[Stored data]
::::::

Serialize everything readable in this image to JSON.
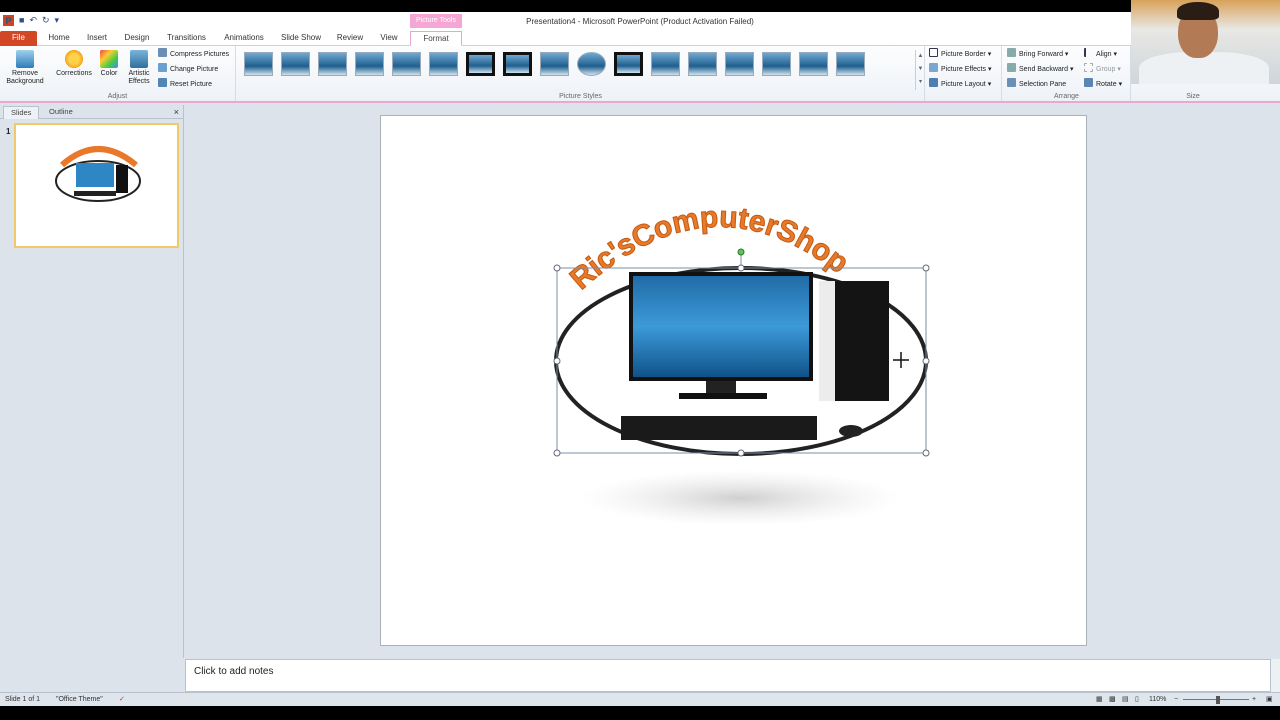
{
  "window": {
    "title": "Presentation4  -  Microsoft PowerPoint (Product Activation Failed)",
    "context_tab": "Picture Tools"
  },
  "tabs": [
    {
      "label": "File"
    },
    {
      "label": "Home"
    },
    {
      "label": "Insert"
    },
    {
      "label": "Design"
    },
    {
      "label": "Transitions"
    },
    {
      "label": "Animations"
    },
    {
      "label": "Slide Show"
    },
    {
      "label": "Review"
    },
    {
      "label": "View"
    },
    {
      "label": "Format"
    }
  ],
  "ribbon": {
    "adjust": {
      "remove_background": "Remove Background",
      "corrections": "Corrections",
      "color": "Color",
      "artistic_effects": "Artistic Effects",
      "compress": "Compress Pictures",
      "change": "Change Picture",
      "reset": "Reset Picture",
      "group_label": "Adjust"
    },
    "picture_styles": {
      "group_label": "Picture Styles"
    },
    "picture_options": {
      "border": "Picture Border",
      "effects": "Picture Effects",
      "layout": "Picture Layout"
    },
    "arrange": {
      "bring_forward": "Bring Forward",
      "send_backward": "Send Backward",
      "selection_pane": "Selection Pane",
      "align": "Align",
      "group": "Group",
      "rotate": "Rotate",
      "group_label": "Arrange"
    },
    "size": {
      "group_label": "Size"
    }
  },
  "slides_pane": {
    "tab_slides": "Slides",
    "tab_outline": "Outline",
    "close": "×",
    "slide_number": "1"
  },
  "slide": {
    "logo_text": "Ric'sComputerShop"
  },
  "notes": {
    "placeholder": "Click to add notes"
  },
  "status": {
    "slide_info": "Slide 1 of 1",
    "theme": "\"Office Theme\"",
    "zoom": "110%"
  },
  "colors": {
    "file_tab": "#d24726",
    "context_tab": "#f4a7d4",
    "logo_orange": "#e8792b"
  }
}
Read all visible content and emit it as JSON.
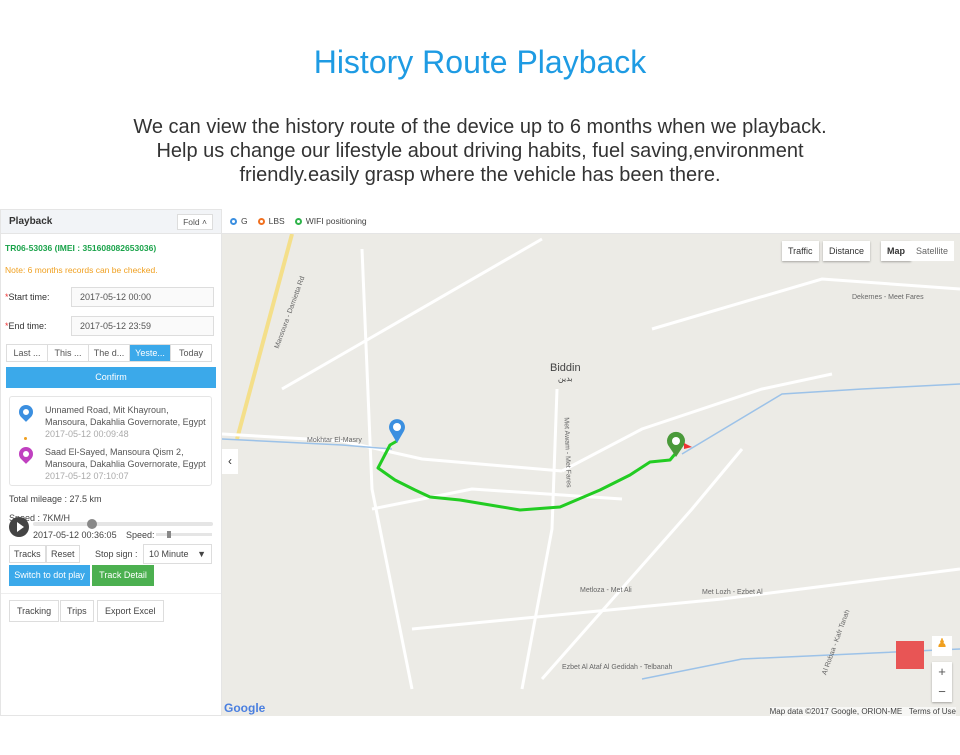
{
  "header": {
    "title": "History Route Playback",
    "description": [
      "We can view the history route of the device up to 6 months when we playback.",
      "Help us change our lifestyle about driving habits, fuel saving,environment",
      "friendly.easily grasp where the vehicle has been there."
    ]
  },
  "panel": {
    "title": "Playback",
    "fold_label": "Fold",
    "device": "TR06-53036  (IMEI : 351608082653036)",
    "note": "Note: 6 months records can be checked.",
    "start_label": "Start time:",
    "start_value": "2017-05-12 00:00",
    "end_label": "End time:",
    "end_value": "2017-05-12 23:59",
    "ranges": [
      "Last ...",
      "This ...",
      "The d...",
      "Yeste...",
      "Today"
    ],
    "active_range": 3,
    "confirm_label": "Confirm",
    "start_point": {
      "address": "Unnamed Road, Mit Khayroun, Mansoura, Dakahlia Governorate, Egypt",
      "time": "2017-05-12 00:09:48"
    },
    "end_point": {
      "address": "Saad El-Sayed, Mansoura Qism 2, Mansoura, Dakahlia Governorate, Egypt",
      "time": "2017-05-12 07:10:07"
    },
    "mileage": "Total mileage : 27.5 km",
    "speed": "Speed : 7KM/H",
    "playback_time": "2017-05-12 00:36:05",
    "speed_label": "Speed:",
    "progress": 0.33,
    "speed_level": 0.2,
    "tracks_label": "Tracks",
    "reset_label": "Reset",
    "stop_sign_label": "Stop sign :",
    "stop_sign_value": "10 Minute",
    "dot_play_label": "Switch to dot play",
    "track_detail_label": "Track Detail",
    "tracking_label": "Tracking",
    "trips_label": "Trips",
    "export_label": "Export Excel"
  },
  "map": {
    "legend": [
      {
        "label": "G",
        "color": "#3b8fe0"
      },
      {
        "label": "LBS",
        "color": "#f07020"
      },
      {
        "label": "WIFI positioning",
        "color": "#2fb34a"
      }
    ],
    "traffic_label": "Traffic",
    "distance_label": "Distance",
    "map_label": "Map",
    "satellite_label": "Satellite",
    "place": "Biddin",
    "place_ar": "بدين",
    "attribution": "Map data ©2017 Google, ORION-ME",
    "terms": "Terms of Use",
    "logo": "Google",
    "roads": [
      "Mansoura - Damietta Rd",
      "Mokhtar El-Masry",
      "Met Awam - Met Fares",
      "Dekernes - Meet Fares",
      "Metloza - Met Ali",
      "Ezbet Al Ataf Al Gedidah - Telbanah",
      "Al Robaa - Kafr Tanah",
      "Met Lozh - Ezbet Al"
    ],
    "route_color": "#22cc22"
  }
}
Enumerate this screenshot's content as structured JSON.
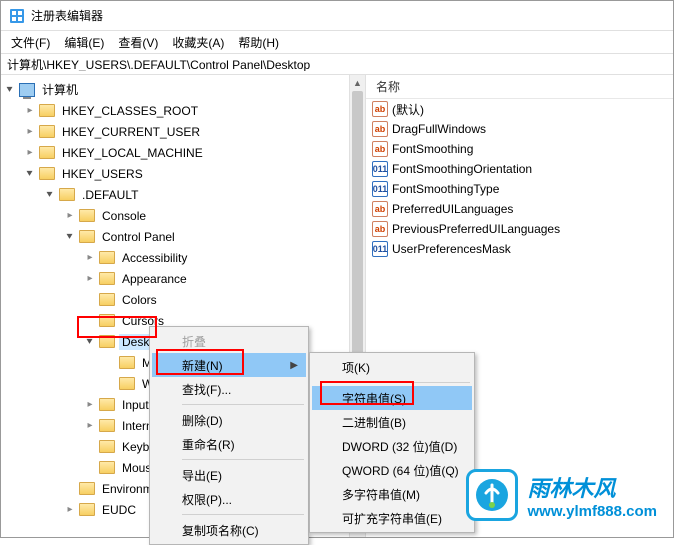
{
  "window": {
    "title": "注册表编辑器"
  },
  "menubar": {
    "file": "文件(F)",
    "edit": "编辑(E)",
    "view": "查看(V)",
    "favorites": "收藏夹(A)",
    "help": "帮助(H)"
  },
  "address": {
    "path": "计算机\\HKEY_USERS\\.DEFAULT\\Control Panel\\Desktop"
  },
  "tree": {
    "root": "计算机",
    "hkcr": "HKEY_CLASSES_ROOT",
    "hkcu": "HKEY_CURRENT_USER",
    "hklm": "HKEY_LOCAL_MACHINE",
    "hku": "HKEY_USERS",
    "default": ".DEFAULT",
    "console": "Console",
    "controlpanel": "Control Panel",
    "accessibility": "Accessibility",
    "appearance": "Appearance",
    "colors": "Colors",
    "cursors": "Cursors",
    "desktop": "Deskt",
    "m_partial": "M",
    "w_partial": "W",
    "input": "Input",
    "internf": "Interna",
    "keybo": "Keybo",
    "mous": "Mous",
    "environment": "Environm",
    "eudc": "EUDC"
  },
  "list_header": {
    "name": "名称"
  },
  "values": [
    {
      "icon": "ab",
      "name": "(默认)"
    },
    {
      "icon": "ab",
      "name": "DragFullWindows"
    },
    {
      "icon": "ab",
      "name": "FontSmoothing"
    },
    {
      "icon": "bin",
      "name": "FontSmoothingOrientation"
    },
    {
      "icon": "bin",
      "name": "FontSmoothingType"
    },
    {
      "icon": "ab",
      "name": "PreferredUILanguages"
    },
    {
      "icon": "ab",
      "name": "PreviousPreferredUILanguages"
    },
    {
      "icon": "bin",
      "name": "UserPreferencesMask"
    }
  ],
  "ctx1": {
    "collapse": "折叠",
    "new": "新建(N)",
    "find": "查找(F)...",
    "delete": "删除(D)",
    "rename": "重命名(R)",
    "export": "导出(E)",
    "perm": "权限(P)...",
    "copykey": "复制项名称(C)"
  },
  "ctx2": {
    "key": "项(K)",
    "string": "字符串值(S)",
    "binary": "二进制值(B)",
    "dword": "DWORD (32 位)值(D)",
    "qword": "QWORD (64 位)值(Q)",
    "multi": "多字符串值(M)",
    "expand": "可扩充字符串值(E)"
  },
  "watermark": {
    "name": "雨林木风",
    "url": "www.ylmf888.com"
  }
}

::::::

## Given task
Select every line above that contains the word "months", and copy it.

## The completed task
      "We can view the history route of the device up to 6 months when we playback.",
    "note": "Note: 6 months records can be checked.",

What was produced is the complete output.